Obiettivo: Copia parola per parola dal brano sulla colonia russa a Capri, riportato più sotto, il tratto che va da "Edizioni La Conchiglia" fino a "vivissimo in tutti." compreso.

Brano:

• • • •

La Lampadina Racconti: La colonia russa. Il mito di Gorkij

“La colonia russa. Il mito di Gorkij”
di Marcella Leone de Andreis
tratto dal libro: 
Capri 1939. L’isola in bianco e nero”

Edizioni La Conchiglia

Un gruppo etnico che sull’Isola non mancava mai era quello Russo. Come in un gioco delle parti, i “rossi” rivoluzionari fuggiti dal regime zarista erano ora stati sostituiti dai “bianchi”, fuggiti dalla Rivoluzione. Il ricordo di Maksim Gorkij era ancora vivissimo in tutti.

Quando giunse per la prima volta a Capri nel 1906, Aleksej Maksimo-vic Peskov, a tutti noto come Gorkij, aveva 38 anni, era tisico e minato dall’alcool. Esule dalla Russia zarista, lo scrittore aveva cercato di stabilirsi negli Stati Uniti, ma ne era stato espulso immediatamente perché viaggiava in evidente stato di adulterio con la sua amante Marjia Féodorovna Gelabuzkaja, una famosa cantante lirica nota con il nome d’arte di Andrejeva. Ricco dei proventi dei diritti d’autore delle sue opere e molto generoso, lo scrittore aveva fondato a Capri per i suoi connazionali una scuola per aspiranti rivoluzionari con tanto di allievi e di professori. In quel periodo l’Isola era diventata un vero e proprio insediamento russo, con una biblioteca, una mensa, un’infermeria, un centro assistenziale.
Era capitato così che sulla piccola isola mediterranea si preparasse la rivoluzione più grande della storia e che su quelle rocce sfilassero coloro che da lì a pochi anni avrebbero preso il potere in Russia con posizioni di primo piano nel Comitato Centrale del Soviet. Lo stesso Vladimir Iljic Ulianov, detto Lenin, all’epoca noto più alle Polizie politiche che alle masse popolari, era passato un paio di volte da quelle parti, aveva giocato a scacchi allo Zum Kater e non gli erano dispiaciute le canzoni napoletane. Mentre Gorkij curava con il sole la sua tubercolosi e scriveva le pagine più toccanti del suo capolavoro, la madre, i suoi accoliti, aumentati col tempo fino a diventare un migliaio, alternavano il rude studio della rivoluzione proletaria a lunghe partite a scacchi e a dolci bagni nel mare di Marina Piccola. Non era raro che, trascinati dalla nostalgia, tirassero fuori la balalaika per cantare sullo Scoglio delle Sirene uno struggente Volga Volga.

• • • •

Voci dei dati:
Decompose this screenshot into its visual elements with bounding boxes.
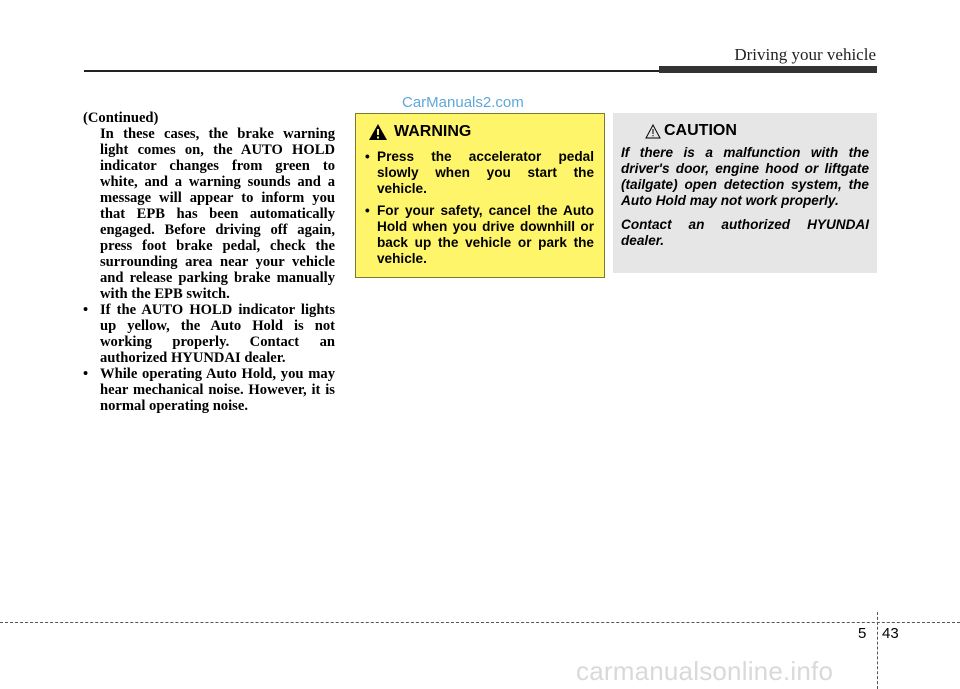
footer-rule	[0, 622, 960, 623]
caution-label: CAUTION	[664, 122, 737, 139]
list-item: • For your safety, cancel the Auto Hold when you drive downhill or back up the vehicle or park the vehicle.	[365, 203, 594, 266]
chapter-number: 5	[858, 625, 867, 642]
bullet-icon: •	[83, 366, 89, 382]
list-item: • While operating Auto Hold, you may hear mechanical noise. However, it is normal operating noise.	[83, 366, 335, 414]
bullet-icon: •	[365, 149, 370, 164]
left-column-text	[83, 110, 335, 414]
warning-label: WARNING	[394, 123, 472, 140]
warning-triangle-icon	[368, 123, 388, 141]
caution-triangle-icon	[645, 124, 661, 139]
caution-paragraph: If there is a malfunction with the driver's door, engine hood or liftgate (tailgate) open detection system, the Auto Hold may not work properly.	[621, 145, 869, 208]
warning-list	[356, 149, 604, 267]
footer-divider	[877, 612, 878, 689]
left-bullet-list	[83, 302, 335, 414]
caution-header	[645, 122, 877, 140]
list-item: • Press the accelerator pedal slowly when you start the vehicle.	[365, 149, 594, 196]
header-block	[659, 66, 877, 73]
watermark-top: CarManuals2.com	[402, 94, 524, 111]
watermark-bottom: carmanualsonline.info	[576, 656, 834, 686]
bullet-icon: •	[83, 302, 89, 318]
warning-header	[368, 123, 604, 141]
bullet-icon: •	[365, 203, 370, 218]
page-header-title: Driving your vehicle	[734, 45, 876, 64]
caution-box	[613, 113, 877, 273]
auto-hold-paragraph: In these cases, the brake warning light comes on, the AUTO HOLD indicator changes from green to white, and a warning sounds and a message will appear to inform you that EPB has been automatically engaged. Before driving off again, press foot brake pedal, check the surrounding area near your vehicle and release parking brake manually with the EPB switch.	[100, 126, 335, 302]
continued-label: (Continued)	[83, 110, 159, 126]
page-number: 43	[882, 625, 899, 642]
caution-paragraph: Contact an authorized HYUNDAI dealer.	[621, 217, 869, 248]
list-item: • If the AUTO HOLD indicator lights up yellow, the Auto Hold is not working properly. Contact an authorized HYUNDAI dealer.	[83, 302, 335, 366]
warning-box	[355, 113, 605, 278]
header-rule	[84, 70, 659, 72]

• • • •

Risultato:
Edizioni La Conchiglia

Un gruppo etnico che sull’Isola non mancava mai era quello Russo. Come in un gioco delle parti, i “rossi” rivoluzionari fuggiti dal regime zarista erano ora stati sostituiti dai “bianchi”, fuggiti dalla Rivoluzione. Il ricordo di Maksim Gorkij era ancora vivissimo in tutti.